**SUPPLIED MATERIAL**
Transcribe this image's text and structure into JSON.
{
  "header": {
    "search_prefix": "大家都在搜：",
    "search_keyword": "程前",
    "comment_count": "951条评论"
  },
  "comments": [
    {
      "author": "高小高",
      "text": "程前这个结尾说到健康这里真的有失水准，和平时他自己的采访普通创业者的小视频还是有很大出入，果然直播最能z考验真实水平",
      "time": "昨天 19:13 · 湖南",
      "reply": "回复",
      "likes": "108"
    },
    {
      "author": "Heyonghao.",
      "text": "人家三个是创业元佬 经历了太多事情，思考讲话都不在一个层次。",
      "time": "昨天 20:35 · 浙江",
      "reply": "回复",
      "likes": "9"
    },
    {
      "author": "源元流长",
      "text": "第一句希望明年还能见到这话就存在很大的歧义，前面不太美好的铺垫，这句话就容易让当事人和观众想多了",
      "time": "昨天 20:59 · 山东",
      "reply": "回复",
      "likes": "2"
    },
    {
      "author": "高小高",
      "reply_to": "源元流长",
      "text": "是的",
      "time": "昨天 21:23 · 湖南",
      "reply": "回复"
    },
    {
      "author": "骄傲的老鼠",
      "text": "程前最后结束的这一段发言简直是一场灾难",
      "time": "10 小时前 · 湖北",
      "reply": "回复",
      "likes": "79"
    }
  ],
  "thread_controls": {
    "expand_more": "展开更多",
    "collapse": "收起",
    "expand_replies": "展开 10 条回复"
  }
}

**WORK TO COMPLETE**
Repeat the material in full, exactly as it stands.

**REPLY TO THE TASK**
Transcribe this image's text and structure into JSON.
{
  "header": {
    "search_prefix": "大家都在搜：",
    "search_keyword": "程前",
    "comment_count": "951条评论"
  },
  "comments": [
    {
      "author": "高小高",
      "text": "程前这个结尾说到健康这里真的有失水准，和平时他自己的采访普通创业者的小视频还是有很大出入，果然直播最能z考验真实水平",
      "time": "昨天 19:13 · 湖南",
      "reply": "回复",
      "likes": "108"
    },
    {
      "author": "Heyonghao.",
      "text": "人家三个是创业元佬 经历了太多事情，思考讲话都不在一个层次。",
      "time": "昨天 20:35 · 浙江",
      "reply": "回复",
      "likes": "9"
    },
    {
      "author": "源元流长",
      "text": "第一句希望明年还能见到这话就存在很大的歧义，前面不太美好的铺垫，这句话就容易让当事人和观众想多了",
      "time": "昨天 20:59 · 山东",
      "reply": "回复",
      "likes": "2"
    },
    {
      "author": "高小高",
      "reply_to": "源元流长",
      "text": "是的",
      "time": "昨天 21:23 · 湖南",
      "reply": "回复"
    },
    {
      "author": "骄傲的老鼠",
      "text": "程前最后结束的这一段发言简直是一场灾难",
      "time": "10 小时前 · 湖北",
      "reply": "回复",
      "likes": "79"
    }
  ],
  "thread_controls": {
    "expand_more": "展开更多",
    "collapse": "收起",
    "expand_replies": "展开 10 条回复"
  }
}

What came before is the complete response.